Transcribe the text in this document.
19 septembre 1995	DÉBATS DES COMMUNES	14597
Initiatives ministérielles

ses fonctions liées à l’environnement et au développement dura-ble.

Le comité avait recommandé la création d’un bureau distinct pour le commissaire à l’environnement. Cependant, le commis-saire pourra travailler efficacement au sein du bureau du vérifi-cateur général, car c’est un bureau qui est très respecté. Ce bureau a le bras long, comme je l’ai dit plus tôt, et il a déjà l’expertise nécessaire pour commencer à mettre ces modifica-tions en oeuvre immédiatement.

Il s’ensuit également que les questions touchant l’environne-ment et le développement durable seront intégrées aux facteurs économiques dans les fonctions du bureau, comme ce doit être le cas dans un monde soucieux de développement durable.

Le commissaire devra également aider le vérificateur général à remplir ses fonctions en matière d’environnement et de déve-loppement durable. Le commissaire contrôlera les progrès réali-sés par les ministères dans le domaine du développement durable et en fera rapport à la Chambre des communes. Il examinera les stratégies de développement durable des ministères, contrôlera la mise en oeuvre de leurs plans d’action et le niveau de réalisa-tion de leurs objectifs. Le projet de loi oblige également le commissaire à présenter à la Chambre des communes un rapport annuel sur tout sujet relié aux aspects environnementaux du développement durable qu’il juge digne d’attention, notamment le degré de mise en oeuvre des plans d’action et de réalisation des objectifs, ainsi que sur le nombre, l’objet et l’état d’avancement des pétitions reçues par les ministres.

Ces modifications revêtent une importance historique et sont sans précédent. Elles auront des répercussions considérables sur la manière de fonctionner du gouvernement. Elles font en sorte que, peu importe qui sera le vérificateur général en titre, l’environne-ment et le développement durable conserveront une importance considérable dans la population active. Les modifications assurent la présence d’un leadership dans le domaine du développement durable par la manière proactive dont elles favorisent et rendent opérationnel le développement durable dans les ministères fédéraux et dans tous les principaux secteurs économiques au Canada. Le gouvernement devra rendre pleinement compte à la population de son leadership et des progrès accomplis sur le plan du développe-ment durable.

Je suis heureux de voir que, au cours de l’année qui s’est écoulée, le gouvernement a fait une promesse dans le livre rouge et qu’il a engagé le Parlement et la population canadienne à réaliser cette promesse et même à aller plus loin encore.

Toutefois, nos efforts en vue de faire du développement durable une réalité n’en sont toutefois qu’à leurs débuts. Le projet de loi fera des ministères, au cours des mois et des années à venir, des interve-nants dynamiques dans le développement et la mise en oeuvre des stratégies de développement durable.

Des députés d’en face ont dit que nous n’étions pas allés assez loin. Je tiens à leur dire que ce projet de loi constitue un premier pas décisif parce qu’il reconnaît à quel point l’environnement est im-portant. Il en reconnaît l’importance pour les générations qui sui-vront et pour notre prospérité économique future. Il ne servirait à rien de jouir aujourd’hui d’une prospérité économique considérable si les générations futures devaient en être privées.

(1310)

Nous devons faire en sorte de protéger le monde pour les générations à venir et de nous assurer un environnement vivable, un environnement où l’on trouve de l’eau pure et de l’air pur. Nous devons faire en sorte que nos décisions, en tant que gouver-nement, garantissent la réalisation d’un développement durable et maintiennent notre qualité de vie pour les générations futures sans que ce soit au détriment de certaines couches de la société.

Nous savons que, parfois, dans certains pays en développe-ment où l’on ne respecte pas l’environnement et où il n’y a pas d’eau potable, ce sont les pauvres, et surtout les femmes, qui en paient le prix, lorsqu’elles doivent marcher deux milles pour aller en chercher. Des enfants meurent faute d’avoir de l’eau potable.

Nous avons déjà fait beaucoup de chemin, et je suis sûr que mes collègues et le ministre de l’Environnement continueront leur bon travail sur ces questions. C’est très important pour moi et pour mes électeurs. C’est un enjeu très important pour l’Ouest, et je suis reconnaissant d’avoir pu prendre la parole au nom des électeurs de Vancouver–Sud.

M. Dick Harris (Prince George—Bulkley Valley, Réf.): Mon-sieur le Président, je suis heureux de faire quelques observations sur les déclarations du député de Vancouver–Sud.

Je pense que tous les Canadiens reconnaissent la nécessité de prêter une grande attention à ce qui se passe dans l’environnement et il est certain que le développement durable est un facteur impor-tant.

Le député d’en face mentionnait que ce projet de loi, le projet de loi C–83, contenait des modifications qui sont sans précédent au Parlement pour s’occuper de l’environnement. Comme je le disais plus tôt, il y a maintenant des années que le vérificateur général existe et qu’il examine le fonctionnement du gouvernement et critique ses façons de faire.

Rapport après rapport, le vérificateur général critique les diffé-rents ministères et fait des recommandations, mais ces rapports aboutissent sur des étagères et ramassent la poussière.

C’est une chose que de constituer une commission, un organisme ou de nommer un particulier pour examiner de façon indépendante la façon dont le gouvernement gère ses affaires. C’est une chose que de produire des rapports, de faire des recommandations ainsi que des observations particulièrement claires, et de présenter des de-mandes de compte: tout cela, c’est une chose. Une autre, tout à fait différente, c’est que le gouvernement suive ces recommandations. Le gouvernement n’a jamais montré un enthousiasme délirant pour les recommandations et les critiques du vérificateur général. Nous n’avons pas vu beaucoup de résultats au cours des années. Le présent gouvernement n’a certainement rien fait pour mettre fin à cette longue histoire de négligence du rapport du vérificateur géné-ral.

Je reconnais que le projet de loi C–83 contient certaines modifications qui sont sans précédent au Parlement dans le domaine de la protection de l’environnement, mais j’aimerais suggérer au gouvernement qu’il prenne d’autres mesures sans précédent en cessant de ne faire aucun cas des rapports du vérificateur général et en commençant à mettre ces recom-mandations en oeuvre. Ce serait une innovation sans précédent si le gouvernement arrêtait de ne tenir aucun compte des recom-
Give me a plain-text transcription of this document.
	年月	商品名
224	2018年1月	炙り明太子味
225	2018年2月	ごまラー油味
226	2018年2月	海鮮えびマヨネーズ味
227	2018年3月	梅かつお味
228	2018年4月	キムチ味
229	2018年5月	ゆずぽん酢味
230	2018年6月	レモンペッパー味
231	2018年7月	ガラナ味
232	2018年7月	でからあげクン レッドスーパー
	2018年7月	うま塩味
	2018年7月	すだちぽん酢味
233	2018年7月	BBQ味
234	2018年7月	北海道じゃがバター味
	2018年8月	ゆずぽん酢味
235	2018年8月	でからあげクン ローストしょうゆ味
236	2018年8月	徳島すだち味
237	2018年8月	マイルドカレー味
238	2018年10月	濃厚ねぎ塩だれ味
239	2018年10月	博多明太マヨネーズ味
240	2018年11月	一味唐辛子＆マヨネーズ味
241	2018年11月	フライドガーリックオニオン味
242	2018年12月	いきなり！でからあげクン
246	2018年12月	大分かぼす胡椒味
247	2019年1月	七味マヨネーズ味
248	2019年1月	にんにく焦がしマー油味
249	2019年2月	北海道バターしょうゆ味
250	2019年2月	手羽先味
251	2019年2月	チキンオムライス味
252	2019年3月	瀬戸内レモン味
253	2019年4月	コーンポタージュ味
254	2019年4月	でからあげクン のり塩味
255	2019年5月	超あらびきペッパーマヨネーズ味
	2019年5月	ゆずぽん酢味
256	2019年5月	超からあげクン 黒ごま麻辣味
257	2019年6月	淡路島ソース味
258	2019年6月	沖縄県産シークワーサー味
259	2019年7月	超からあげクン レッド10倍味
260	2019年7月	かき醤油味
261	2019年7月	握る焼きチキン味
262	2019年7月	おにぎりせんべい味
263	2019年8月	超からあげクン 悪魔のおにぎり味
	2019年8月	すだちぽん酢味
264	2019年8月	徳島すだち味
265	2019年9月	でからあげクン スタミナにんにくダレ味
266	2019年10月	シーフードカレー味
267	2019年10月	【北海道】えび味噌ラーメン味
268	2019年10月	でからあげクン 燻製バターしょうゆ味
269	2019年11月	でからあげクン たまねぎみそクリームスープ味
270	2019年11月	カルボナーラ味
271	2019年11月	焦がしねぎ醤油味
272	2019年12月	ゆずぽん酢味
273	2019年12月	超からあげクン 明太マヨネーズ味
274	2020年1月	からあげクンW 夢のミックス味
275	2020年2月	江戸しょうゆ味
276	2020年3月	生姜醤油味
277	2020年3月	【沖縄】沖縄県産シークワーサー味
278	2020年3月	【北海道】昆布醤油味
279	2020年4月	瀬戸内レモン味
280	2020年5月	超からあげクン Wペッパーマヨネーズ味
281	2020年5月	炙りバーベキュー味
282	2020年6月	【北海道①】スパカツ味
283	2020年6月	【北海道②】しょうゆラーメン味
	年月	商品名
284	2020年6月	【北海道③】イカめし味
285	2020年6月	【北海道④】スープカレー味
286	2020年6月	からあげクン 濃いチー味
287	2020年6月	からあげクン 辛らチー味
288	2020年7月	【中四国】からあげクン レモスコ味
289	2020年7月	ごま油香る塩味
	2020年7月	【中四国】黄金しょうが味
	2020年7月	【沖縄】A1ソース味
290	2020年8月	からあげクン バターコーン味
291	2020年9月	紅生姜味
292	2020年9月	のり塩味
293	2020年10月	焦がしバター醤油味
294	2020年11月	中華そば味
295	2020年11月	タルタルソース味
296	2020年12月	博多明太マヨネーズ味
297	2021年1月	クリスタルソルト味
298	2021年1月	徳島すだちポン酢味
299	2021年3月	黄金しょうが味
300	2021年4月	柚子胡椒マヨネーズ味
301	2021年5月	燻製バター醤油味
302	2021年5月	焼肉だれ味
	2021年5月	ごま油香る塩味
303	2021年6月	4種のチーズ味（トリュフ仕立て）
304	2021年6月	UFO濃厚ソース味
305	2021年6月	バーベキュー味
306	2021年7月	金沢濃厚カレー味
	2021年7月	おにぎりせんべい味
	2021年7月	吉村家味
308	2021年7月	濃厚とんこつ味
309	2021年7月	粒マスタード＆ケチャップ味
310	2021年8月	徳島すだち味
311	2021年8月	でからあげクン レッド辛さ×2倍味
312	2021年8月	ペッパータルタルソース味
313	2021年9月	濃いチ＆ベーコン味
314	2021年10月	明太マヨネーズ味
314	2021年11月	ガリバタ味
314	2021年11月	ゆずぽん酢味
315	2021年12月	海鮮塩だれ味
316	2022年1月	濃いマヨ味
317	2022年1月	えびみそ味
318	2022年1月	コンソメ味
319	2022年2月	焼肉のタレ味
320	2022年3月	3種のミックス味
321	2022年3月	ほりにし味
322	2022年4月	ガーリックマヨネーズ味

Given problem:
Wherever the word "rien" occurs in a line of the listing, copy that line.

Output of the task:
Des députés d’en face ont dit que nous n’étions pas allés assez loin. Je tiens à leur dire que ce projet de loi constitue un premier pas décisif parce qu’il reconnaît à quel point l’environnement est im-portant. Il en reconnaît l’importance pour les générations qui sui-vront et pour notre prospérité économique future. Il ne servirait à rien de jouir aujourd’hui d’une prospérité économique considérable si les générations futures devaient en être privées.
C’est une chose que de constituer une commission, un organisme ou de nommer un particulier pour examiner de façon indépendante la façon dont le gouvernement gère ses affaires. C’est une chose que de produire des rapports, de faire des recommandations ainsi que des observations particulièrement claires, et de présenter des de-mandes de compte: tout cela, c’est une chose. Une autre, tout à fait différente, c’est que le gouvernement suive ces recommandations. Le gouvernement n’a jamais montré un enthousiasme délirant pour les recommandations et les critiques du vérificateur général. Nous n’avons pas vu beaucoup de résultats au cours des années. Le présent gouvernement n’a certainement rien fait pour mettre fin à cette longue histoire de négligence du rapport du vérificateur géné-ral.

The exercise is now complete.